What follows is a set of records, each of which is to be written out exactly.

Begin Rows

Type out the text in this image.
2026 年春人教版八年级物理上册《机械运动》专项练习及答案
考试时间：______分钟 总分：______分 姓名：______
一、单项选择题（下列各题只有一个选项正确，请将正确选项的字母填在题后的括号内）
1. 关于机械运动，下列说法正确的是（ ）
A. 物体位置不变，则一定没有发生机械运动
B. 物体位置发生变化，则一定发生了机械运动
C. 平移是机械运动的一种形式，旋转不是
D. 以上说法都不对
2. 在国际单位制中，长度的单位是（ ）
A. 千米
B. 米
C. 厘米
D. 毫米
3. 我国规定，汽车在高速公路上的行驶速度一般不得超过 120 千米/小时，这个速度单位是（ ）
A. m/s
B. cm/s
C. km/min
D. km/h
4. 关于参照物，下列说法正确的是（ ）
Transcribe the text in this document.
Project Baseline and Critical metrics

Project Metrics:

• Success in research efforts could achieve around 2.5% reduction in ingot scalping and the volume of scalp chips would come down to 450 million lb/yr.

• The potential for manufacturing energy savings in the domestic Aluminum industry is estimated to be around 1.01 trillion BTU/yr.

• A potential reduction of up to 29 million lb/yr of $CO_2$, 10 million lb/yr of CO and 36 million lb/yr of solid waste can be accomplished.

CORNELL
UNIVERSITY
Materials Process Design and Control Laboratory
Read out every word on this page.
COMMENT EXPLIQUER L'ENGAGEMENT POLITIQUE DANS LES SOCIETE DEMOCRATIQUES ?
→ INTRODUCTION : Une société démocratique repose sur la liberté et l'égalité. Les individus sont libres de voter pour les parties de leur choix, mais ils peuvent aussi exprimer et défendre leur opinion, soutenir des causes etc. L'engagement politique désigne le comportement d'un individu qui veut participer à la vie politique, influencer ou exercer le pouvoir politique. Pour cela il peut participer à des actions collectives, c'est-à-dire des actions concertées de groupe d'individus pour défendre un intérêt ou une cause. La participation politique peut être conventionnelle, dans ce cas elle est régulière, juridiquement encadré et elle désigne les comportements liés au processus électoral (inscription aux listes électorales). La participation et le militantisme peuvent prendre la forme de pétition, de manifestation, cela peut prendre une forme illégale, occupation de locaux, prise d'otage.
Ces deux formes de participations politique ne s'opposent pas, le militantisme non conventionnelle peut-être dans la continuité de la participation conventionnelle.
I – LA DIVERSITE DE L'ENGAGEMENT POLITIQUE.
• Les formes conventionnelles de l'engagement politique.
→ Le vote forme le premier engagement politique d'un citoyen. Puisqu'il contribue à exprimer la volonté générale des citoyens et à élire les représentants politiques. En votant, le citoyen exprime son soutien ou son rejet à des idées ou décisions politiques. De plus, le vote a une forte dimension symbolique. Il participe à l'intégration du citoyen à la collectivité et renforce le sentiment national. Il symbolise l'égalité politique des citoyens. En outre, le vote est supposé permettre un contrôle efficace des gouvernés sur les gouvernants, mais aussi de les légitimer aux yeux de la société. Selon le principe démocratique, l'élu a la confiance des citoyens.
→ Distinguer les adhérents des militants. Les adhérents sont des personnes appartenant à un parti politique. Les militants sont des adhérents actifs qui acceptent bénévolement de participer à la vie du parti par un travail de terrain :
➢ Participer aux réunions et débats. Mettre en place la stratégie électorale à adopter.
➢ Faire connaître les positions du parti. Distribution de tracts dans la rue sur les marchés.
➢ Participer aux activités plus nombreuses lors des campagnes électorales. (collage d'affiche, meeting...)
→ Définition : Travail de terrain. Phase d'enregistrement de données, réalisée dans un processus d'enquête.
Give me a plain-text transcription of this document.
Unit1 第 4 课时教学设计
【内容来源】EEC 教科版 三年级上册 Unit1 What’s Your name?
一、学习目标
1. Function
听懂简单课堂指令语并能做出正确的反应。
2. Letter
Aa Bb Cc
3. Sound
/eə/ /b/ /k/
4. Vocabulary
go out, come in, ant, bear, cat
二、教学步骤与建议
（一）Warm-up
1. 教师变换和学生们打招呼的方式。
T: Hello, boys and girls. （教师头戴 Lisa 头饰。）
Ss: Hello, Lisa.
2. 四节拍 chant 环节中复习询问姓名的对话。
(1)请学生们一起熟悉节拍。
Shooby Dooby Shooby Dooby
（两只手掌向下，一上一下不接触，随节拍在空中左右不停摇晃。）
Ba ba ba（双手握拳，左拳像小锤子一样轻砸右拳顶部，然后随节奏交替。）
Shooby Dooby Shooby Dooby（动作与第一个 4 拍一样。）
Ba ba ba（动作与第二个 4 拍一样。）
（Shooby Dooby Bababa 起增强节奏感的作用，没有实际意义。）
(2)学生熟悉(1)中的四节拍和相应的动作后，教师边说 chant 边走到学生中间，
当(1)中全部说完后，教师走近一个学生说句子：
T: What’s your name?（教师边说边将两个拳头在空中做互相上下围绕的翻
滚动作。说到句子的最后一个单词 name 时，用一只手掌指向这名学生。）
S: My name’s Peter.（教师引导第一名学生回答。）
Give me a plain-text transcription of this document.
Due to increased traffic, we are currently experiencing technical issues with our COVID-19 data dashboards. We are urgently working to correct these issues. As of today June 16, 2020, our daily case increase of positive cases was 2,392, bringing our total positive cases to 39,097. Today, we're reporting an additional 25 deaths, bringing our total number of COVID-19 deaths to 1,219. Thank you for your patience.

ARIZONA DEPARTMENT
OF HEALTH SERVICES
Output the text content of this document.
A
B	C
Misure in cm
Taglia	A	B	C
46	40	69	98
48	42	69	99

End Rows

» **Full answer**
Type out the text in this image.
2026 年春人教版八年级物理上册《机械运动》专项练习及答案
考试时间：______分钟 总分：______分 姓名：______
一、单项选择题（下列各题只有一个选项正确，请将正确选项的字母填在题后的括号内）
1. 关于机械运动，下列说法正确的是（ ）
A. 物体位置不变，则一定没有发生机械运动
B. 物体位置发生变化，则一定发生了机械运动
C. 平移是机械运动的一种形式，旋转不是
D. 以上说法都不对
2. 在国际单位制中，长度的单位是（ ）
A. 千米
B. 米
C. 厘米
D. 毫米
3. 我国规定，汽车在高速公路上的行驶速度一般不得超过 120 千米/小时，这个速度单位是（ ）
A. m/s
B. cm/s
C. km/min
D. km/h
4. 关于参照物，下列说法正确的是（ ）
Transcribe the text in this document.
Project Baseline and Critical metrics

Project Metrics:

• Success in research efforts could achieve around 2.5% reduction in ingot scalping and the volume of scalp chips would come down to 450 million lb/yr.

• The potential for manufacturing energy savings in the domestic Aluminum industry is estimated to be around 1.01 trillion BTU/yr.

• A potential reduction of up to 29 million lb/yr of $CO_2$, 10 million lb/yr of CO and 36 million lb/yr of solid waste can be accomplished.

CORNELL
UNIVERSITY
Materials Process Design and Control Laboratory
Read out every word on this page.
COMMENT EXPLIQUER L'ENGAGEMENT POLITIQUE DANS LES SOCIETE DEMOCRATIQUES ?
→ INTRODUCTION : Une société démocratique repose sur la liberté et l'égalité. Les individus sont libres de voter pour les parties de leur choix, mais ils peuvent aussi exprimer et défendre leur opinion, soutenir des causes etc. L'engagement politique désigne le comportement d'un individu qui veut participer à la vie politique, influencer ou exercer le pouvoir politique. Pour cela il peut participer à des actions collectives, c'est-à-dire des actions concertées de groupe d'individus pour défendre un intérêt ou une cause. La participation politique peut être conventionnelle, dans ce cas elle est régulière, juridiquement encadré et elle désigne les comportements liés au processus électoral (inscription aux listes électorales). La participation et le militantisme peuvent prendre la forme de pétition, de manifestation, cela peut prendre une forme illégale, occupation de locaux, prise d'otage.
Ces deux formes de participations politique ne s'opposent pas, le militantisme non conventionnelle peut-être dans la continuité de la participation conventionnelle.
I – LA DIVERSITE DE L'ENGAGEMENT POLITIQUE.
• Les formes conventionnelles de l'engagement politique.
→ Le vote forme le premier engagement politique d'un citoyen. Puisqu'il contribue à exprimer la volonté générale des citoyens et à élire les représentants politiques. En votant, le citoyen exprime son soutien ou son rejet à des idées ou décisions politiques. De plus, le vote a une forte dimension symbolique. Il participe à l'intégration du citoyen à la collectivité et renforce le sentiment national. Il symbolise l'égalité politique des citoyens. En outre, le vote est supposé permettre un contrôle efficace des gouvernés sur les gouvernants, mais aussi de les légitimer aux yeux de la société. Selon le principe démocratique, l'élu a la confiance des citoyens.
→ Distinguer les adhérents des militants. Les adhérents sont des personnes appartenant à un parti politique. Les militants sont des adhérents actifs qui acceptent bénévolement de participer à la vie du parti par un travail de terrain :
➢ Participer aux réunions et débats. Mettre en place la stratégie électorale à adopter.
➢ Faire connaître les positions du parti. Distribution de tracts dans la rue sur les marchés.
➢ Participer aux activités plus nombreuses lors des campagnes électorales. (collage d'affiche, meeting...)
→ Définition : Travail de terrain. Phase d'enregistrement de données, réalisée dans un processus d'enquête.
Give me a plain-text transcription of this document.
Unit1 第 4 课时教学设计
【内容来源】EEC 教科版 三年级上册 Unit1 What’s Your name?
一、学习目标
1. Function
听懂简单课堂指令语并能做出正确的反应。
2. Letter
Aa Bb Cc
3. Sound
/eə/ /b/ /k/
4. Vocabulary
go out, come in, ant, bear, cat
二、教学步骤与建议
（一）Warm-up
1. 教师变换和学生们打招呼的方式。
T: Hello, boys and girls. （教师头戴 Lisa 头饰。）
Ss: Hello, Lisa.
2. 四节拍 chant 环节中复习询问姓名的对话。
(1)请学生们一起熟悉节拍。
Shooby Dooby Shooby Dooby
（两只手掌向下，一上一下不接触，随节拍在空中左右不停摇晃。）
Ba ba ba（双手握拳，左拳像小锤子一样轻砸右拳顶部，然后随节奏交替。）
Shooby Dooby Shooby Dooby（动作与第一个 4 拍一样。）
Ba ba ba（动作与第二个 4 拍一样。）
（Shooby Dooby Bababa 起增强节奏感的作用，没有实际意义。）
(2)学生熟悉(1)中的四节拍和相应的动作后，教师边说 chant 边走到学生中间，
当(1)中全部说完后，教师走近一个学生说句子：
T: What’s your name?（教师边说边将两个拳头在空中做互相上下围绕的翻
滚动作。说到句子的最后一个单词 name 时，用一只手掌指向这名学生。）
S: My name’s Peter.（教师引导第一名学生回答。）
Give me a plain-text transcription of this document.
Due to increased traffic, we are currently experiencing technical issues with our COVID-19 data dashboards. We are urgently working to correct these issues. As of today June 16, 2020, our daily case increase of positive cases was 2,392, bringing our total positive cases to 39,097. Today, we're reporting an additional 25 deaths, bringing our total number of COVID-19 deaths to 1,219. Thank you for your patience.

ARIZONA DEPARTMENT
OF HEALTH SERVICES
Output the text content of this document.
A
B	C
Misure in cm
Taglia	A	B	C
46	40	69	98
48	42	69	99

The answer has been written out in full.